For this exercise, repeat all of the material verbatim apart from its images.

(Records contained in a dataset)

◇ ◇ ◇ ◇ ◇

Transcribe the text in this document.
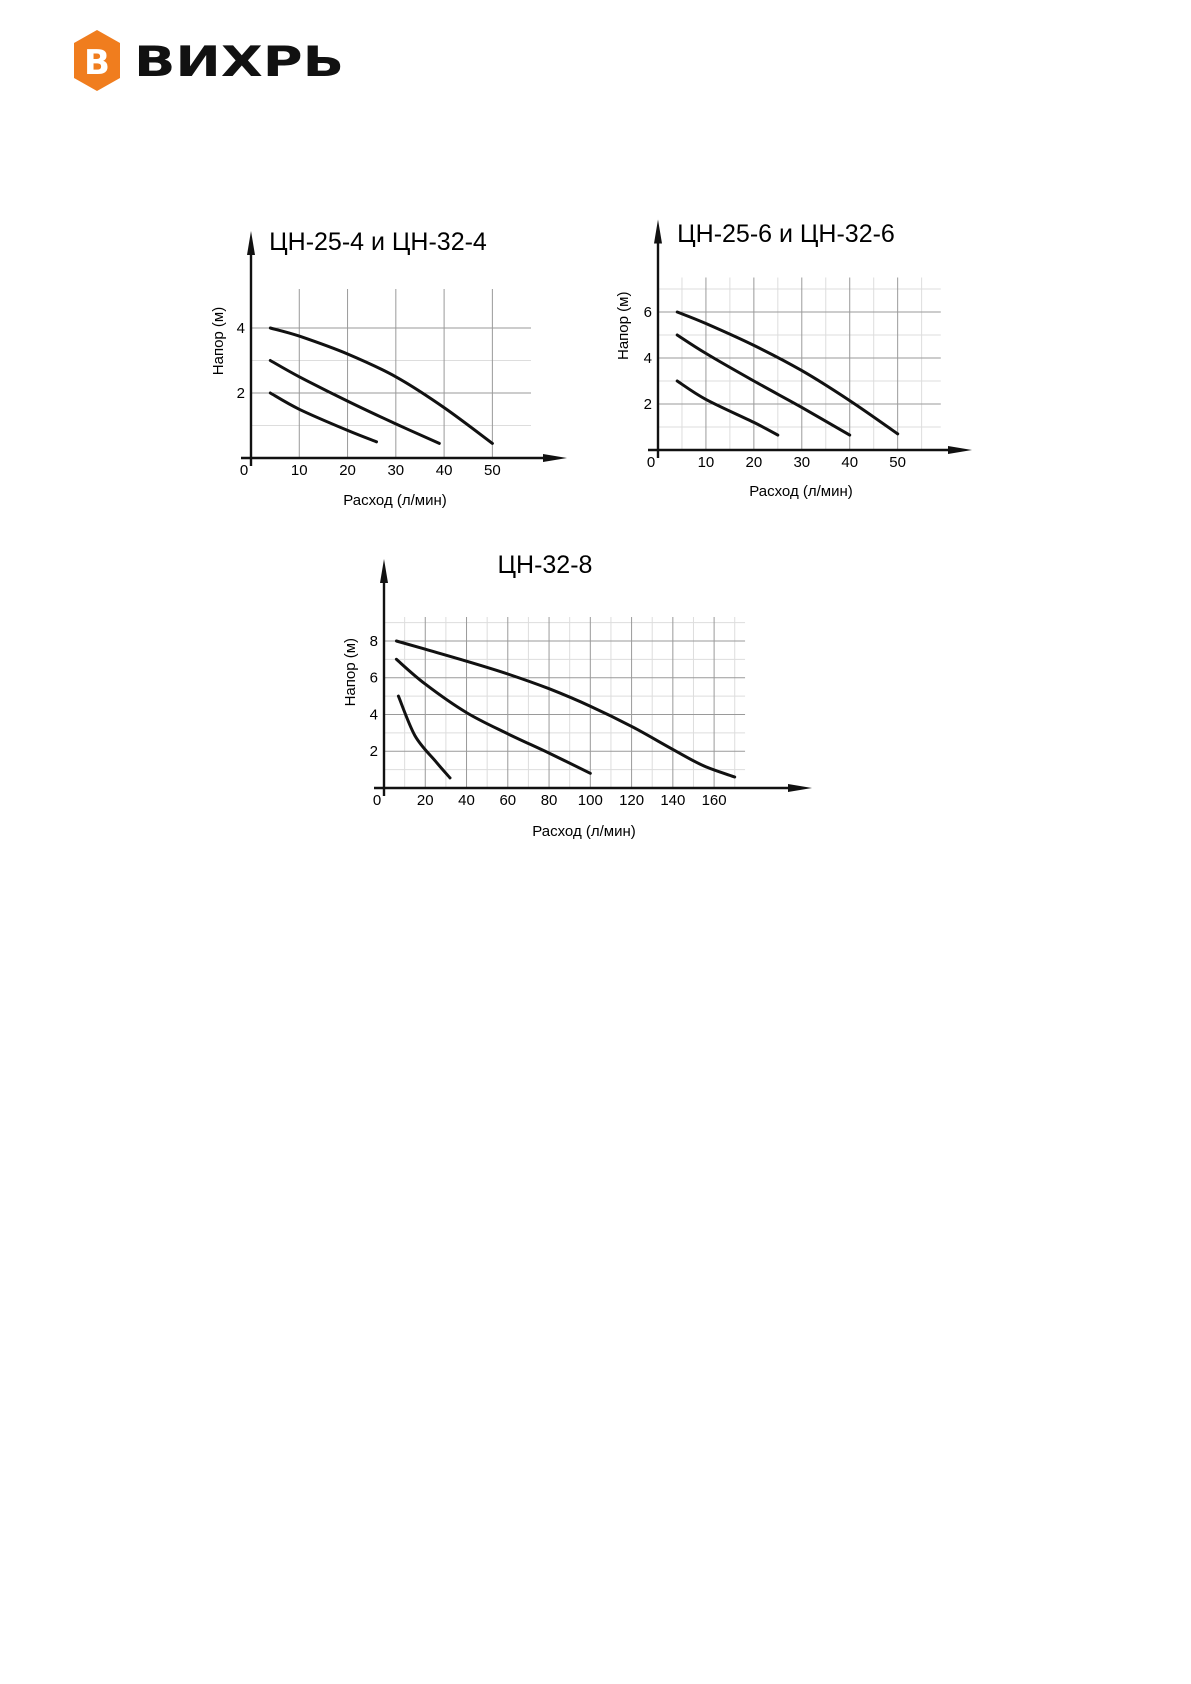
В ВИХРЬ
0	10 20 30 40 50
2
4
ЦН-25-4 и ЦН-32-4
Расход (л/мин)
Напор (м)
0	10 20 30 40 50
2
4
6
ЦН-25-6 и ЦН-32-6
Расход (л/мин)
Напор (м)
0 20 40 60 80 100 120 140 160
2
4
6
8
ЦН-32-8
Расход (л/мин)
Напор (м)
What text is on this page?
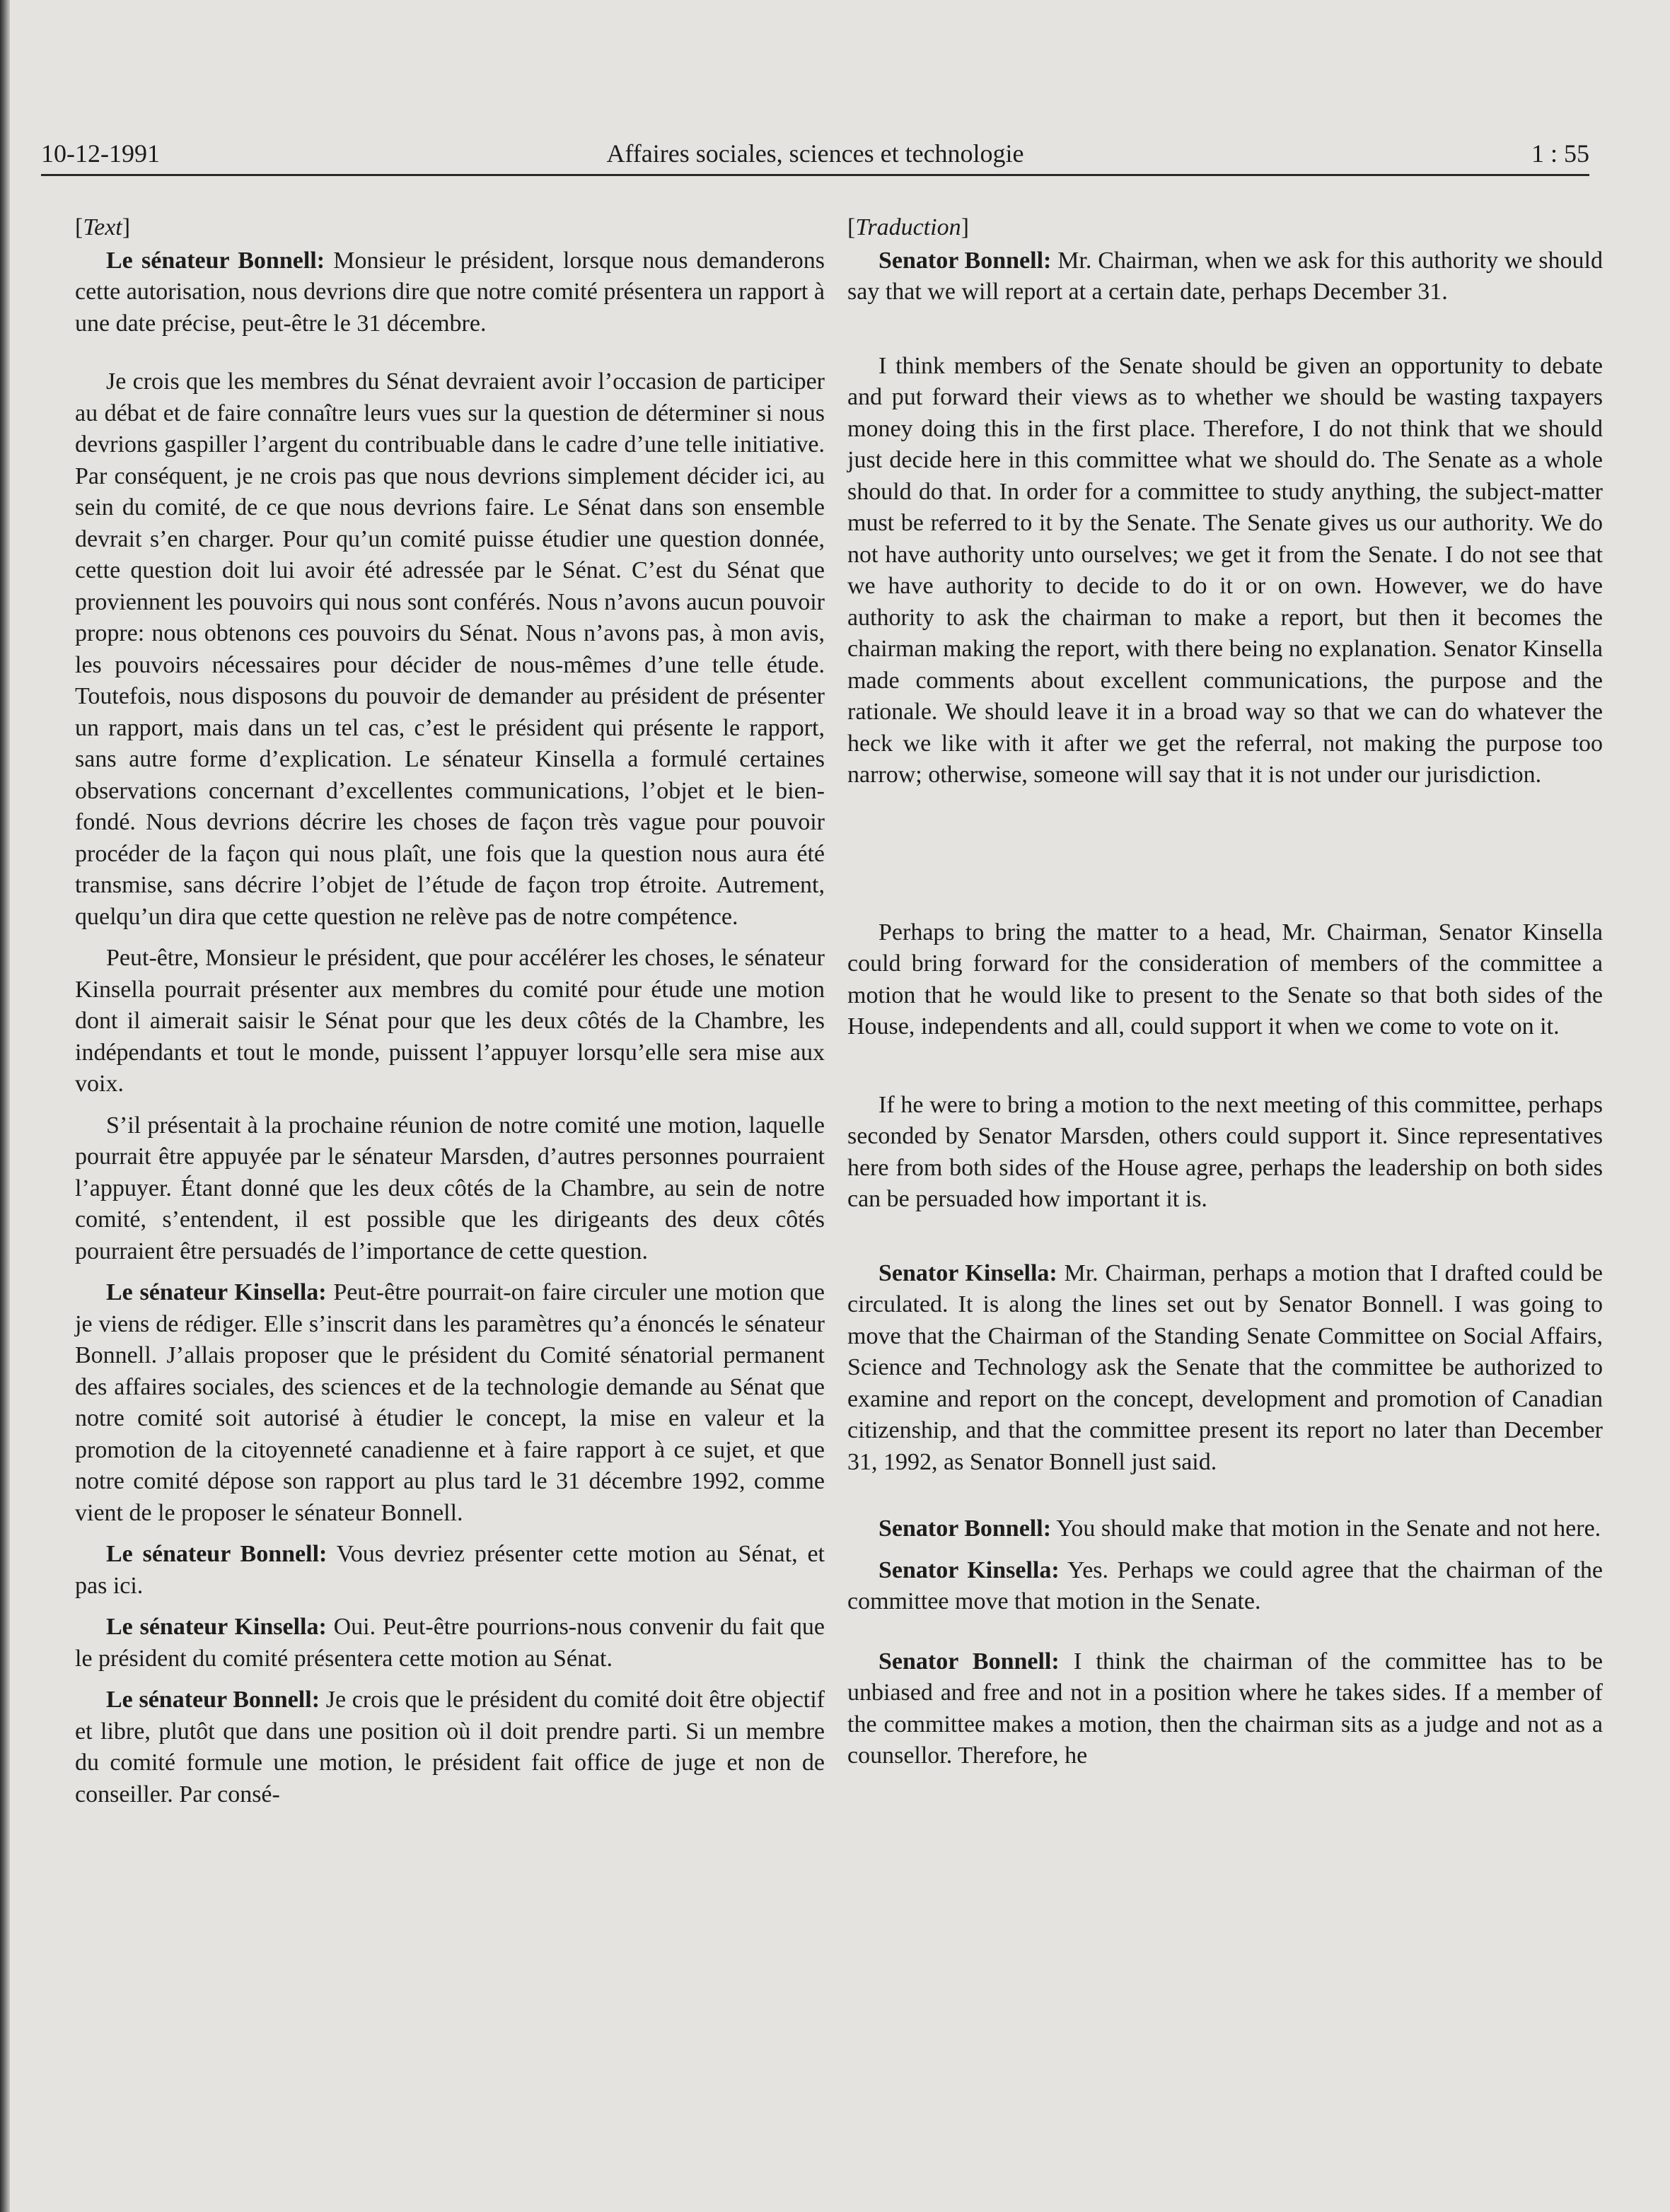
10-12-1991	Affaires sociales, sciences et technologie	1 : 55

[Text]

Le sénateur Bonnell: Monsieur le président, lorsque nous demanderons cette autorisation, nous devrions dire que notre comité présentera un rapport à une date précise, peut-être le 31 décembre.

Je crois que les membres du Sénat devraient avoir l’occasion de participer au débat et de faire connaître leurs vues sur la question de déterminer si nous devrions gaspiller l’argent du contribuable dans le cadre d’une telle initiative. Par conséquent, je ne crois pas que nous devrions simplement décider ici, au sein du comité, de ce que nous devrions faire. Le Sénat dans son ensemble devrait s’en charger. Pour qu’un comité puisse étudier une question donnée, cette question doit lui avoir été adressée par le Sénat. C’est du Sénat que proviennent les pouvoirs qui nous sont conférés. Nous n’avons aucun pouvoir propre: nous obtenons ces pouvoirs du Sénat. Nous n’avons pas, à mon avis, les pouvoirs nécessaires pour décider de nous-mêmes d’une telle étude. Toutefois, nous disposons du pouvoir de demander au président de présenter un rapport, mais dans un tel cas, c’est le président qui présente le rapport, sans autre forme d’explication. Le sénateur Kinsella a formulé certaines observations concernant d’excellentes communications, l’objet et le bien-fondé. Nous devrions décrire les choses de façon très vague pour pouvoir procéder de la façon qui nous plaît, une fois que la question nous aura été transmise, sans décrire l’objet de l’étude de façon trop étroite. Autrement, quelqu’un dira que cette question ne relève pas de notre compétence.

Peut-être, Monsieur le président, que pour accélérer les choses, le sénateur Kinsella pourrait présenter aux membres du comité pour étude une motion dont il aimerait saisir le Sénat pour que les deux côtés de la Chambre, les indépendants et tout le monde, puissent l’appuyer lorsqu’elle sera mise aux voix.

S’il présentait à la prochaine réunion de notre comité une motion, laquelle pourrait être appuyée par le sénateur Marsden, d’autres personnes pourraient l’appuyer. Étant donné que les deux côtés de la Chambre, au sein de notre comité, s’entendent, il est possible que les dirigeants des deux côtés pourraient être persuadés de l’importance de cette question.

Le sénateur Kinsella: Peut-être pourrait-on faire circuler une motion que je viens de rédiger. Elle s’inscrit dans les paramètres qu’a énoncés le sénateur Bonnell. J’allais proposer que le président du Comité sénatorial permanent des affaires sociales, des sciences et de la technologie demande au Sénat que notre comité soit autorisé à étudier le concept, la mise en valeur et la promotion de la citoyenneté canadienne et à faire rapport à ce sujet, et que notre comité dépose son rapport au plus tard le 31 décembre 1992, comme vient de le proposer le sénateur Bonnell.

Le sénateur Bonnell: Vous devriez présenter cette motion au Sénat, et pas ici.

Le sénateur Kinsella: Oui. Peut-être pourrions-nous convenir du fait que le président du comité présentera cette motion au Sénat.

Le sénateur Bonnell: Je crois que le président du comité doit être objectif et libre, plutôt que dans une position où il doit prendre parti. Si un membre du comité formule une motion, le président fait office de juge et non de conseiller. Par consé-

[Traduction]

Senator Bonnell: Mr. Chairman, when we ask for this authority we should say that we will report at a certain date, perhaps December 31.

I think members of the Senate should be given an opportunity to debate and put forward their views as to whether we should be wasting taxpayers money doing this in the first place. Therefore, I do not think that we should just decide here in this committee what we should do. The Senate as a whole should do that. In order for a committee to study anything, the subject-matter must be referred to it by the Senate. The Senate gives us our authority. We do not have authority unto ourselves; we get it from the Senate. I do not see that we have authority to decide to do it or on own. However, we do have authority to ask the chairman to make a report, but then it becomes the chairman making the report, with there being no explanation. Senator Kinsella made comments about excellent communications, the purpose and the rationale. We should leave it in a broad way so that we can do whatever the heck we like with it after we get the referral, not making the purpose too narrow; otherwise, someone will say that it is not under our jurisdiction.

Perhaps to bring the matter to a head, Mr. Chairman, Senator Kinsella could bring forward for the consideration of members of the committee a motion that he would like to present to the Senate so that both sides of the House, independents and all, could support it when we come to vote on it.

If he were to bring a motion to the next meeting of this committee, perhaps seconded by Senator Marsden, others could support it. Since representatives here from both sides of the House agree, perhaps the leadership on both sides can be persuaded how important it is.

Senator Kinsella: Mr. Chairman, perhaps a motion that I drafted could be circulated. It is along the lines set out by Senator Bonnell. I was going to move that the Chairman of the Standing Senate Committee on Social Affairs, Science and Technology ask the Senate that the committee be authorized to examine and report on the concept, development and promotion of Canadian citizenship, and that the committee present its report no later than December 31, 1992, as Senator Bonnell just said.

Senator Bonnell: You should make that motion in the Senate and not here.

Senator Kinsella: Yes. Perhaps we could agree that the chairman of the committee move that motion in the Senate.

Senator Bonnell: I think the chairman of the committee has to be unbiased and free and not in a position where he takes sides. If a member of the committee makes a motion, then the chairman sits as a judge and not as a counsellor. Therefore, he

◇ ◇ ◇ ◇ ◇

_Solution to the exercise:_
Transcribe the text in this document.
В ВИХРЬ
0	10 20 30 40 50
2
4
ЦН-25-4 и ЦН-32-4
Расход (л/мин)
Напор (м)
0	10 20 30 40 50
2
4
6
ЦН-25-6 и ЦН-32-6
Расход (л/мин)
Напор (м)
0 20 40 60 80 100 120 140 160
2
4
6
8
ЦН-32-8
Расход (л/мин)
Напор (м)
What text is on this page?
10-12-1991	Affaires sociales, sciences et technologie	1 : 55

[Text]

Le sénateur Bonnell: Monsieur le président, lorsque nous demanderons cette autorisation, nous devrions dire que notre comité présentera un rapport à une date précise, peut-être le 31 décembre.

Je crois que les membres du Sénat devraient avoir l’occasion de participer au débat et de faire connaître leurs vues sur la question de déterminer si nous devrions gaspiller l’argent du contribuable dans le cadre d’une telle initiative. Par conséquent, je ne crois pas que nous devrions simplement décider ici, au sein du comité, de ce que nous devrions faire. Le Sénat dans son ensemble devrait s’en charger. Pour qu’un comité puisse étudier une question donnée, cette question doit lui avoir été adressée par le Sénat. C’est du Sénat que proviennent les pouvoirs qui nous sont conférés. Nous n’avons aucun pouvoir propre: nous obtenons ces pouvoirs du Sénat. Nous n’avons pas, à mon avis, les pouvoirs nécessaires pour décider de nous-mêmes d’une telle étude. Toutefois, nous disposons du pouvoir de demander au président de présenter un rapport, mais dans un tel cas, c’est le président qui présente le rapport, sans autre forme d’explication. Le sénateur Kinsella a formulé certaines observations concernant d’excellentes communications, l’objet et le bien-fondé. Nous devrions décrire les choses de façon très vague pour pouvoir procéder de la façon qui nous plaît, une fois que la question nous aura été transmise, sans décrire l’objet de l’étude de façon trop étroite. Autrement, quelqu’un dira que cette question ne relève pas de notre compétence.

Peut-être, Monsieur le président, que pour accélérer les choses, le sénateur Kinsella pourrait présenter aux membres du comité pour étude une motion dont il aimerait saisir le Sénat pour que les deux côtés de la Chambre, les indépendants et tout le monde, puissent l’appuyer lorsqu’elle sera mise aux voix.

S’il présentait à la prochaine réunion de notre comité une motion, laquelle pourrait être appuyée par le sénateur Marsden, d’autres personnes pourraient l’appuyer. Étant donné que les deux côtés de la Chambre, au sein de notre comité, s’entendent, il est possible que les dirigeants des deux côtés pourraient être persuadés de l’importance de cette question.

Le sénateur Kinsella: Peut-être pourrait-on faire circuler une motion que je viens de rédiger. Elle s’inscrit dans les paramètres qu’a énoncés le sénateur Bonnell. J’allais proposer que le président du Comité sénatorial permanent des affaires sociales, des sciences et de la technologie demande au Sénat que notre comité soit autorisé à étudier le concept, la mise en valeur et la promotion de la citoyenneté canadienne et à faire rapport à ce sujet, et que notre comité dépose son rapport au plus tard le 31 décembre 1992, comme vient de le proposer le sénateur Bonnell.

Le sénateur Bonnell: Vous devriez présenter cette motion au Sénat, et pas ici.

Le sénateur Kinsella: Oui. Peut-être pourrions-nous convenir du fait que le président du comité présentera cette motion au Sénat.

Le sénateur Bonnell: Je crois que le président du comité doit être objectif et libre, plutôt que dans une position où il doit prendre parti. Si un membre du comité formule une motion, le président fait office de juge et non de conseiller. Par consé-

[Traduction]

Senator Bonnell: Mr. Chairman, when we ask for this authority we should say that we will report at a certain date, perhaps December 31.

I think members of the Senate should be given an opportunity to debate and put forward their views as to whether we should be wasting taxpayers money doing this in the first place. Therefore, I do not think that we should just decide here in this committee what we should do. The Senate as a whole should do that. In order for a committee to study anything, the subject-matter must be referred to it by the Senate. The Senate gives us our authority. We do not have authority unto ourselves; we get it from the Senate. I do not see that we have authority to decide to do it or on own. However, we do have authority to ask the chairman to make a report, but then it becomes the chairman making the report, with there being no explanation. Senator Kinsella made comments about excellent communications, the purpose and the rationale. We should leave it in a broad way so that we can do whatever the heck we like with it after we get the referral, not making the purpose too narrow; otherwise, someone will say that it is not under our jurisdiction.

Perhaps to bring the matter to a head, Mr. Chairman, Senator Kinsella could bring forward for the consideration of members of the committee a motion that he would like to present to the Senate so that both sides of the House, independents and all, could support it when we come to vote on it.

If he were to bring a motion to the next meeting of this committee, perhaps seconded by Senator Marsden, others could support it. Since representatives here from both sides of the House agree, perhaps the leadership on both sides can be persuaded how important it is.

Senator Kinsella: Mr. Chairman, perhaps a motion that I drafted could be circulated. It is along the lines set out by Senator Bonnell. I was going to move that the Chairman of the Standing Senate Committee on Social Affairs, Science and Technology ask the Senate that the committee be authorized to examine and report on the concept, development and promotion of Canadian citizenship, and that the committee present its report no later than December 31, 1992, as Senator Bonnell just said.

Senator Bonnell: You should make that motion in the Senate and not here.

Senator Kinsella: Yes. Perhaps we could agree that the chairman of the committee move that motion in the Senate.

Senator Bonnell: I think the chairman of the committee has to be unbiased and free and not in a position where he takes sides. If a member of the committee makes a motion, then the chairman sits as a judge and not as a counsellor. Therefore, he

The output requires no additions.